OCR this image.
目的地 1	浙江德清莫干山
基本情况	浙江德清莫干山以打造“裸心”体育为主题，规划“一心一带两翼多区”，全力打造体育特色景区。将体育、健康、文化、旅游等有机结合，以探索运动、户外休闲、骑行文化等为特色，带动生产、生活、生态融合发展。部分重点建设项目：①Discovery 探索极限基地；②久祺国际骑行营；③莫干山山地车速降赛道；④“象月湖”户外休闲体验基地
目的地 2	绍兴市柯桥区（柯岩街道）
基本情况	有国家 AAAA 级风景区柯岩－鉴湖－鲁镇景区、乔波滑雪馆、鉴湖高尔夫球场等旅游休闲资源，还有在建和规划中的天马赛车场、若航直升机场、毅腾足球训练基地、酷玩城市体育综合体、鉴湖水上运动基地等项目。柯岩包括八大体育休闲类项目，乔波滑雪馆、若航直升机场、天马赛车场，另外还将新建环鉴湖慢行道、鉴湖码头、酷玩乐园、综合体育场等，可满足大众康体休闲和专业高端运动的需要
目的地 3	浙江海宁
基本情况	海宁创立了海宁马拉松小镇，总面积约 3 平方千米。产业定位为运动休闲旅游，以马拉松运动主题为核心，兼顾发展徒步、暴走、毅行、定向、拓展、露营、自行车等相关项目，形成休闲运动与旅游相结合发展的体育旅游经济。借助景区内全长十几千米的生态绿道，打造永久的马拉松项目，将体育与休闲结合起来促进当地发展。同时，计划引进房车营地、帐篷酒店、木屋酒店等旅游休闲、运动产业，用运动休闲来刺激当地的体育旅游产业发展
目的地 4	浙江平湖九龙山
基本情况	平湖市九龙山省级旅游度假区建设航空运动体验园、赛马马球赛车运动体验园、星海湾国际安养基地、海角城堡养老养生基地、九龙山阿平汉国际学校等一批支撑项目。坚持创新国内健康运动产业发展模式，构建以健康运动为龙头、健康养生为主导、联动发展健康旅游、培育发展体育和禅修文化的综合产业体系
= = = =
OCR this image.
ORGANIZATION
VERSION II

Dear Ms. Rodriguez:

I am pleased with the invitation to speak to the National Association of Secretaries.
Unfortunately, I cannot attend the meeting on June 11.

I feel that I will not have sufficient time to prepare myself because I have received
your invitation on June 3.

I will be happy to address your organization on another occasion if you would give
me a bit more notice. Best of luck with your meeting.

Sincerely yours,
= = = =
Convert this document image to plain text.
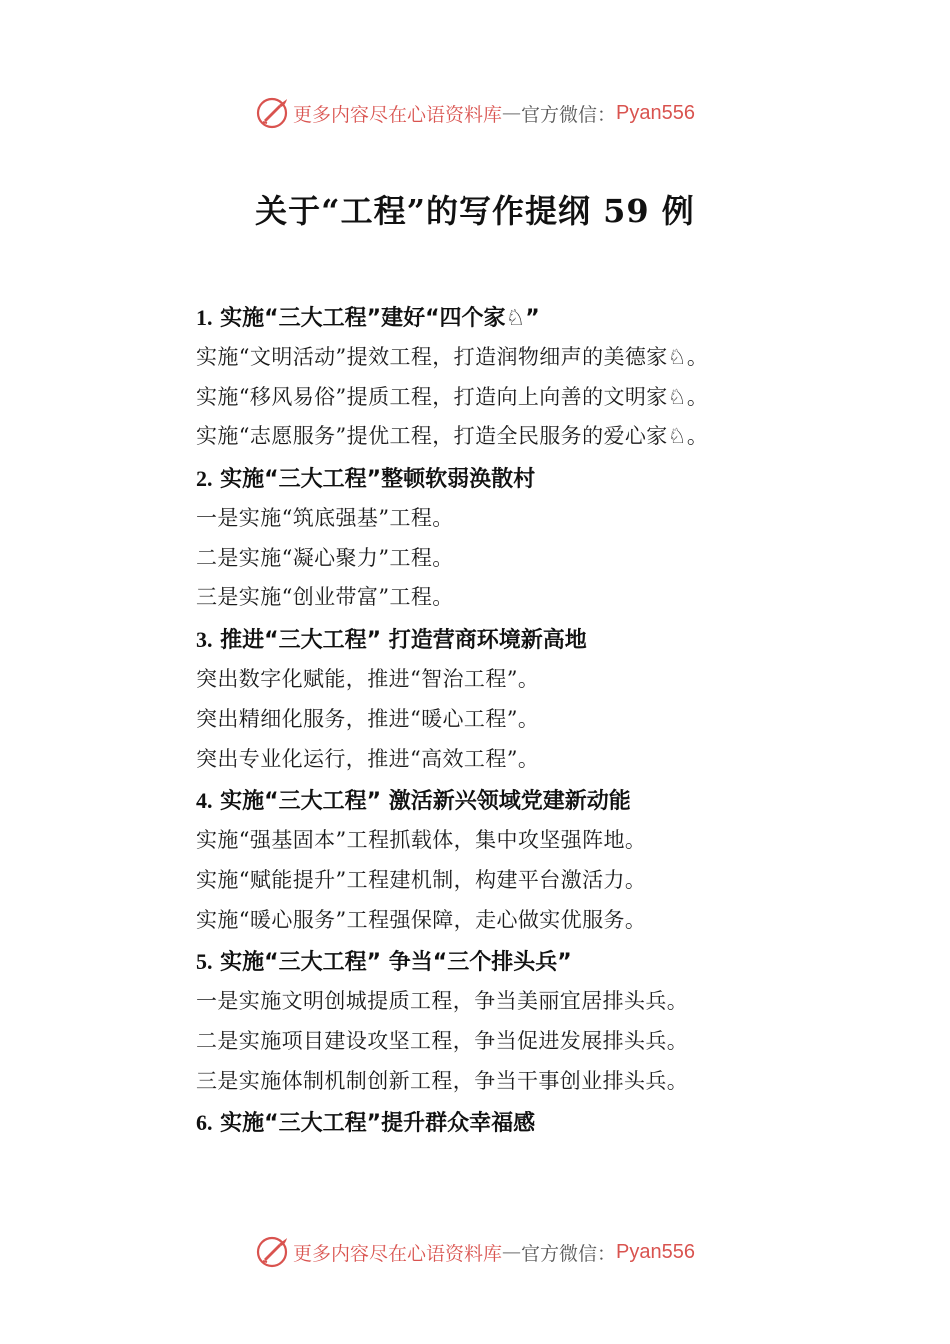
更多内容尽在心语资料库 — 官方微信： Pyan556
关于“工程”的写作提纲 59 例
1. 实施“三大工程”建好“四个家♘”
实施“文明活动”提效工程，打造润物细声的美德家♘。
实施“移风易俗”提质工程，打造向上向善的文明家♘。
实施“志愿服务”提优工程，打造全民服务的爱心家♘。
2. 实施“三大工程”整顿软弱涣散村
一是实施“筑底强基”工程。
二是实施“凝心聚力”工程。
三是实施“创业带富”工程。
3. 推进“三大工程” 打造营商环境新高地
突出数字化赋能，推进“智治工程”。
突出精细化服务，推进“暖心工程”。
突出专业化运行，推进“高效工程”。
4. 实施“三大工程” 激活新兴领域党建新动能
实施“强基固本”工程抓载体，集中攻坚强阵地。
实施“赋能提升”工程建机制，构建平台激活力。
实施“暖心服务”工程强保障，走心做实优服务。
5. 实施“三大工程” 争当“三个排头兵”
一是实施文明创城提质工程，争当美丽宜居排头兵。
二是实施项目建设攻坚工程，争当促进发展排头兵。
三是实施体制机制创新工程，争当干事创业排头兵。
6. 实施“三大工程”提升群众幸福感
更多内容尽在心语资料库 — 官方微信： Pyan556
= = = =
#### What you will do:
Search the records for the word "June". Copy every line that has it.

#### Output of the task:
Unfortunately, I cannot attend the meeting on June 11.
your invitation on June 3.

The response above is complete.